Dataset entries:
◇ ◇ ◇ ◇ ◇ ◇ ◇
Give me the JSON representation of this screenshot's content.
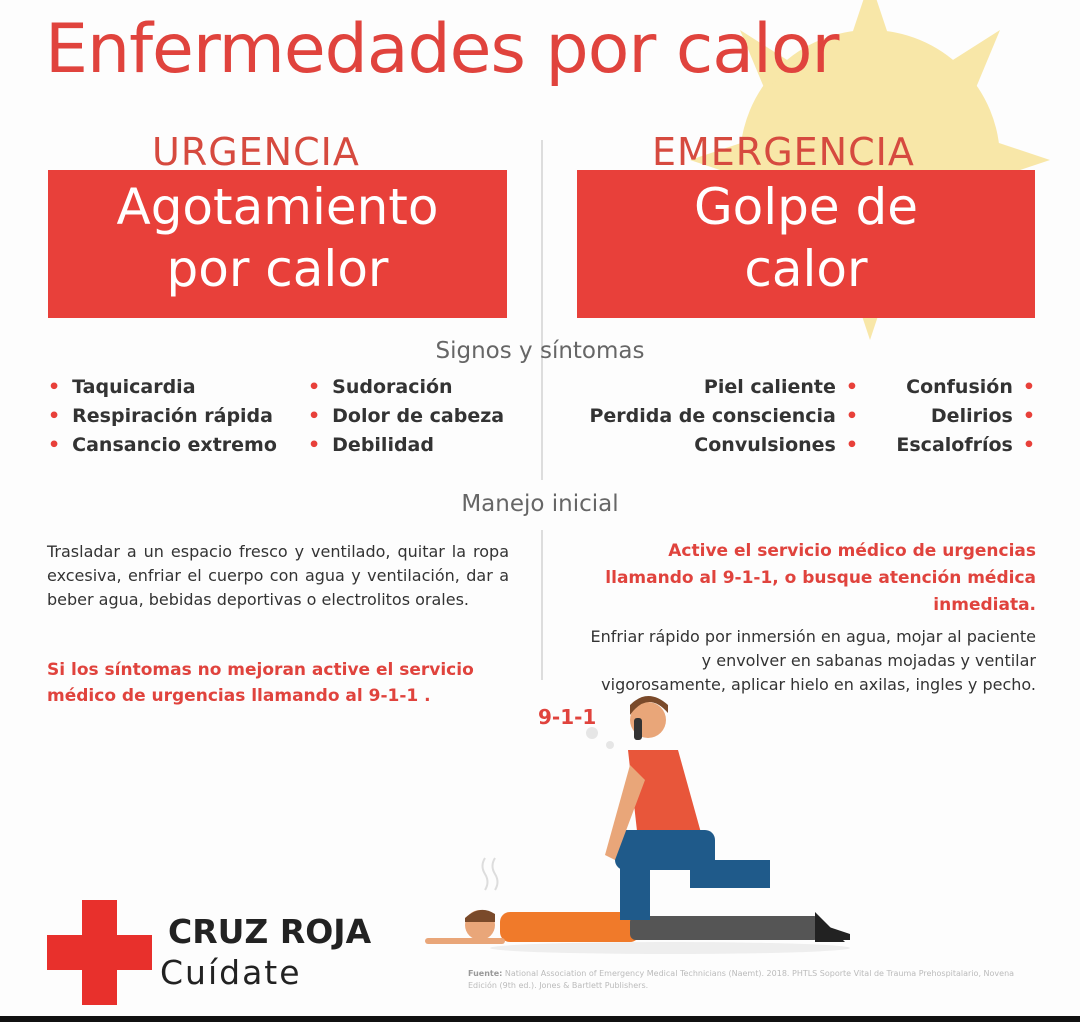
{
  "title": "Enfermedades por calor",
  "left": {
    "category": "URGENCIA",
    "box_line1": "Agotamiento",
    "box_line2": "por calor",
    "symptoms_col1": [
      "Taquicardia",
      "Respiración rápida",
      "Cansancio extremo"
    ],
    "symptoms_col2": [
      "Sudoración",
      "Dolor de cabeza",
      "Debilidad"
    ],
    "management": "Trasladar a un espacio fresco y ventilado, quitar la ropa excesiva, enfriar el cuerpo con agua y ventilación, dar a beber agua, bebidas deportivas o electrolitos orales.",
    "warning": "Si los síntomas no mejoran active el servicio médico de urgencias llamando al 9-1-1 ."
  },
  "right": {
    "category": "EMERGENCIA",
    "box_line1": "Golpe de",
    "box_line2": "calor",
    "symptoms_col1": [
      "Piel caliente",
      "Perdida de consciencia",
      "Convulsiones"
    ],
    "symptoms_col2": [
      "Confusión",
      "Delirios",
      "Escalofríos"
    ],
    "warning": "Active el servicio médico de urgencias llamando al 9-1-1, o busque atención médica inmediata.",
    "management": "Enfriar rápido por inmersión en agua, mojar al paciente y envolver en sabanas mojadas y ventilar vigorosamente, aplicar hielo en axilas, ingles y pecho."
  },
  "sections": {
    "signs": "Signos y síntomas",
    "management": "Manejo inicial"
  },
  "illustration": {
    "phone_bubble": "9-1-1"
  },
  "brand": {
    "name": "CRUZ ROJA",
    "tagline": "Cuídate"
  },
  "source": {
    "label": "Fuente:",
    "text": "National Association of Emergency Medical Technicians (Naemt). 2018. PHTLS Soporte Vital de Trauma Prehospitalario, Novena Edición (9th ed.). Jones & Bartlett Publishers."
  },
  "colors": {
    "accent_red": "#e8403a",
    "sun_yellow": "#f7e4a0"
  }
}
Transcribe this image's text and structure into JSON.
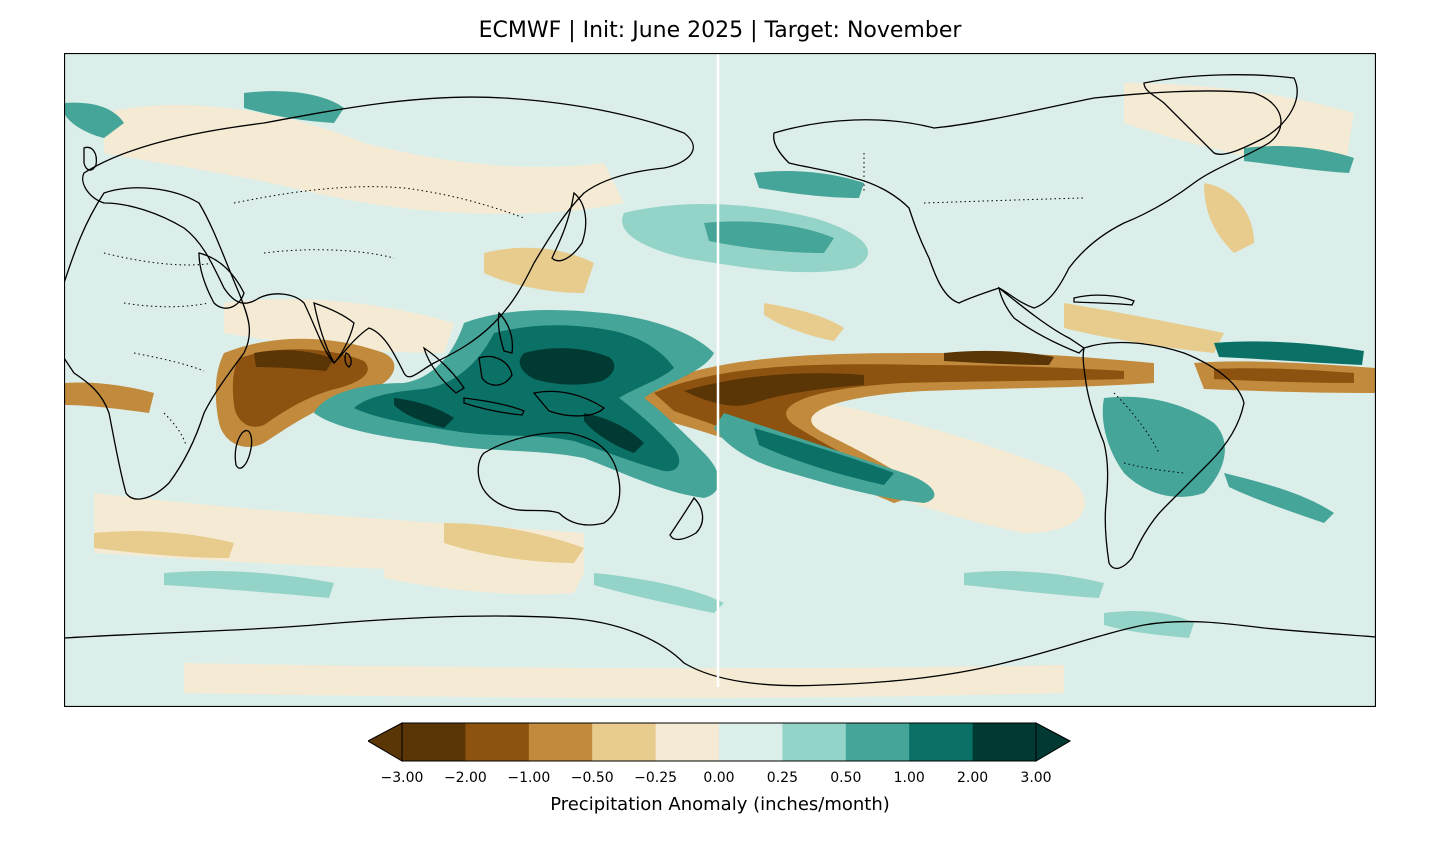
{
  "title": "ECMWF | Init: June 2025 | Target: November",
  "colorbar": {
    "label": "Precipitation Anomaly (inches/month)",
    "ticks": [
      "−3.00",
      "−2.00",
      "−1.00",
      "−0.50",
      "−0.25",
      "0.00",
      "0.25",
      "0.50",
      "1.00",
      "2.00",
      "3.00"
    ],
    "colors": [
      "#5a3505",
      "#8d520f",
      "#c18a3c",
      "#e8cc8e",
      "#f5ebd4",
      "#dceeea",
      "#94d4c8",
      "#45a598",
      "#0b7166",
      "#013a32"
    ],
    "extend": "both"
  },
  "map": {
    "projection": "PlateCarree, central longitude 180",
    "ocean_background": "#dceeea",
    "land_outline": "#000000",
    "seam_line": "#ffffff"
  }
}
◇ ◇ ◇ ◇ ◇ ◇ ◇
Copy down every line of the entries containing the word "category".

    "category": "URGENCIA",
    "category": "EMERGENCIA",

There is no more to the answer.